◆ Exercise brief ◆
Nothing but the lines from the one containing "Output a JSON" through the last line should be written out, please, exactly as they stand.

◆ Data items ◆
[Begin]
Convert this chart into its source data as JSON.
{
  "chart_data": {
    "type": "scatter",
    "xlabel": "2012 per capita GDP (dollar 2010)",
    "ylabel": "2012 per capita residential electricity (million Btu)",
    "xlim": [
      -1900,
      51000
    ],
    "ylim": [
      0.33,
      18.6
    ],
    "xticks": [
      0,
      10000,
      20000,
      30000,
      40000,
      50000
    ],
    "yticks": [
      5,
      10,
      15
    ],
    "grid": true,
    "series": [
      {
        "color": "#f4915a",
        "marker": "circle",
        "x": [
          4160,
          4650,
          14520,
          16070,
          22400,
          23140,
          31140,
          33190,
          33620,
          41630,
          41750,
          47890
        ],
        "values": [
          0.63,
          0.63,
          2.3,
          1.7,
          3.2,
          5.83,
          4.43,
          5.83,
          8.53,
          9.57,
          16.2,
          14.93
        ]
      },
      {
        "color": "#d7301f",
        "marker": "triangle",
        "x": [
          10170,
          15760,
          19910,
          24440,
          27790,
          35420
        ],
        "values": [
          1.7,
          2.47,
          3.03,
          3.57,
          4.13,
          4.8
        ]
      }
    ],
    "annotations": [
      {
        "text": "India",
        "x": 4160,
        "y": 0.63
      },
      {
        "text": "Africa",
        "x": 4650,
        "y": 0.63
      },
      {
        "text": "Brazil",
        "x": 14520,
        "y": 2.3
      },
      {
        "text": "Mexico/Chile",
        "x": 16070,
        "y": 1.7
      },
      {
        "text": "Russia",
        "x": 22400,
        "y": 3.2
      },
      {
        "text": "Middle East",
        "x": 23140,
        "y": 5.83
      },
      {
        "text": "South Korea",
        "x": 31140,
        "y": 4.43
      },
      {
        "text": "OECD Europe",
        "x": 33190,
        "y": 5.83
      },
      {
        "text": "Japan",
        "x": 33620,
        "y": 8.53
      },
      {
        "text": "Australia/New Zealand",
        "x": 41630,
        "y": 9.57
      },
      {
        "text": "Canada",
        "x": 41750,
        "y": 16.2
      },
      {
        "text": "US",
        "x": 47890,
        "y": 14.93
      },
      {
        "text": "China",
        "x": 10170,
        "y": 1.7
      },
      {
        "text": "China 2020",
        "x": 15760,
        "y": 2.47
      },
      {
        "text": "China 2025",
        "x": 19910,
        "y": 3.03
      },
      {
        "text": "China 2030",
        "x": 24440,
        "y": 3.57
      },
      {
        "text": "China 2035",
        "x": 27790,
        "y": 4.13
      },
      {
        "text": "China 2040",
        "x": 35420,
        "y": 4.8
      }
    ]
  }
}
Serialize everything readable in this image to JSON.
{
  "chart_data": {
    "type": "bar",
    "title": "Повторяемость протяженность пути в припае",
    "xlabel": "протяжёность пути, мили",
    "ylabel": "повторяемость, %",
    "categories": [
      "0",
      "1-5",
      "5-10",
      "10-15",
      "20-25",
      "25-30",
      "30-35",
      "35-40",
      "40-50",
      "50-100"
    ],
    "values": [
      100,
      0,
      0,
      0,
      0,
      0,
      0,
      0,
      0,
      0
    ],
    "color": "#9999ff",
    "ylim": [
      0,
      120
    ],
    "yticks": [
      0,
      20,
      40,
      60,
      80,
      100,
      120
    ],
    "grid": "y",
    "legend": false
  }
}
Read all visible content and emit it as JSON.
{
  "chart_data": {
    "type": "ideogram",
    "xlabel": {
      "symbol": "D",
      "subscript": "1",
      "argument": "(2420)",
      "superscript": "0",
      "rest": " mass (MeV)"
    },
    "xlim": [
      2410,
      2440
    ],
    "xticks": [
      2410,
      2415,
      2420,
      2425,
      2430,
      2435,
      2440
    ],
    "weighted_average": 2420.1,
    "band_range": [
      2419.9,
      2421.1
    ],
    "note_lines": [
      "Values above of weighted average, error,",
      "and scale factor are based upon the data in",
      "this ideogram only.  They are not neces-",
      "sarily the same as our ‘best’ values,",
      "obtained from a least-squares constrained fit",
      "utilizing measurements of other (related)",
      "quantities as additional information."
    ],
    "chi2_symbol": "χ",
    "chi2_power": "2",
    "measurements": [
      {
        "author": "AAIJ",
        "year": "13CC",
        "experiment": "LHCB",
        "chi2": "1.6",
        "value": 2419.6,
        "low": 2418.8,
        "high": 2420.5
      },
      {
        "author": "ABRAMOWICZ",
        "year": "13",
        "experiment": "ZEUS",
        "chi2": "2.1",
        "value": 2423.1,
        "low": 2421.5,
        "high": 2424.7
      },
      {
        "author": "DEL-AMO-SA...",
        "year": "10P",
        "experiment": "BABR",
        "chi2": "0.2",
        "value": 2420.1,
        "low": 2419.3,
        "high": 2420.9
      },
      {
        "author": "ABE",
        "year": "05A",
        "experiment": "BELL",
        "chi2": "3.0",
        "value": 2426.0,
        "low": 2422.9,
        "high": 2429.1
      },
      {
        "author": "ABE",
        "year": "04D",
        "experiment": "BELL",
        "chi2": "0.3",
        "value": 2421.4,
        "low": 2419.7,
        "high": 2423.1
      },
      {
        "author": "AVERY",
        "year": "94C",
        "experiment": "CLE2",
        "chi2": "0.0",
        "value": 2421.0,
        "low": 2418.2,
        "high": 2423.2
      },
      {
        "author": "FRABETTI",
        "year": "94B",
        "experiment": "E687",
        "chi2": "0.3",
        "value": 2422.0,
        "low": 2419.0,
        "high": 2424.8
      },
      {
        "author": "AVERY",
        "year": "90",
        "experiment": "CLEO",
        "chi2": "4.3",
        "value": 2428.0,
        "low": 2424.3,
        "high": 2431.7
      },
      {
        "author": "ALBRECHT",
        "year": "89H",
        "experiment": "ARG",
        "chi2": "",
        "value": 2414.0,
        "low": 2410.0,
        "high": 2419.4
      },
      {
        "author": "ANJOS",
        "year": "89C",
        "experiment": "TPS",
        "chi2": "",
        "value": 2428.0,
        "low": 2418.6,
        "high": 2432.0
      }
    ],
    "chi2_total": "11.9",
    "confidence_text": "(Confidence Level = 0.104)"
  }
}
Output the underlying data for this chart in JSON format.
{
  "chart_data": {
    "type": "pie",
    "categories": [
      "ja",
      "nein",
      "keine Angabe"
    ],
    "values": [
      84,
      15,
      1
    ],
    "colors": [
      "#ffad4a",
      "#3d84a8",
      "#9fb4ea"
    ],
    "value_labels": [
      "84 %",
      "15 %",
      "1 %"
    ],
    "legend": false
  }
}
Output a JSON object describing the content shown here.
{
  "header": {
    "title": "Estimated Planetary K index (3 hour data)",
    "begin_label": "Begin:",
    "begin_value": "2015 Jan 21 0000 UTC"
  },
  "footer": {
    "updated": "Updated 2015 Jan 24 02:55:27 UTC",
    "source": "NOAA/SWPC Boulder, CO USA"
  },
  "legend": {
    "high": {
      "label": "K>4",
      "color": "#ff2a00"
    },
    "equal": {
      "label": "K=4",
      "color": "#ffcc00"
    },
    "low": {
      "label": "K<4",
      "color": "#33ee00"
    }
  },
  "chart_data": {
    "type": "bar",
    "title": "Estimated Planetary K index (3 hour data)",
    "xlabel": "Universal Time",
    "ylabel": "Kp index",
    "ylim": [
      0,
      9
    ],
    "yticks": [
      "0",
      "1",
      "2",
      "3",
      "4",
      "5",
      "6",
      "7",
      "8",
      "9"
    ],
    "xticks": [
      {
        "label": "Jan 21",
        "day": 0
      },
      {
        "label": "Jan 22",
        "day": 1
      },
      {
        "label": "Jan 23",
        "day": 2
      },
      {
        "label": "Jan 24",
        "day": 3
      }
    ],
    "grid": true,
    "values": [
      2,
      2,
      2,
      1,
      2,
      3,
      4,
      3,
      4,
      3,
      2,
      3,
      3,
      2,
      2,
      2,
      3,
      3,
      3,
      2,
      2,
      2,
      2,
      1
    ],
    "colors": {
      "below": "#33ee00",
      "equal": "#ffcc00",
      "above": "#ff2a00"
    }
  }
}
[End]
◆ Result of the exercise ◆
Output a JSON object describing the content shown here.
{
  "header": {
    "title": "Estimated Planetary K index (3 hour data)",
    "begin_label": "Begin:",
    "begin_value": "2015 Jan 21 0000 UTC"
  },
  "footer": {
    "updated": "Updated 2015 Jan 24 02:55:27 UTC",
    "source": "NOAA/SWPC Boulder, CO USA"
  },
  "legend": {
    "high": {
      "label": "K>4",
      "color": "#ff2a00"
    },
    "equal": {
      "label": "K=4",
      "color": "#ffcc00"
    },
    "low": {
      "label": "K<4",
      "color": "#33ee00"
    }
  },
  "chart_data": {
    "type": "bar",
    "title": "Estimated Planetary K index (3 hour data)",
    "xlabel": "Universal Time",
    "ylabel": "Kp index",
    "ylim": [
      0,
      9
    ],
    "yticks": [
      "0",
      "1",
      "2",
      "3",
      "4",
      "5",
      "6",
      "7",
      "8",
      "9"
    ],
    "xticks": [
      {
        "label": "Jan 21",
        "day": 0
      },
      {
        "label": "Jan 22",
        "day": 1
      },
      {
        "label": "Jan 23",
        "day": 2
      },
      {
        "label": "Jan 24",
        "day": 3
      }
    ],
    "grid": true,
    "values": [
      2,
      2,
      2,
      1,
      2,
      3,
      4,
      3,
      4,
      3,
      2,
      3,
      3,
      2,
      2,
      2,
      3,
      3,
      3,
      2,
      2,
      2,
      2,
      1
    ],
    "colors": {
      "below": "#33ee00",
      "equal": "#ffcc00",
      "above": "#ff2a00"
    }
  }
}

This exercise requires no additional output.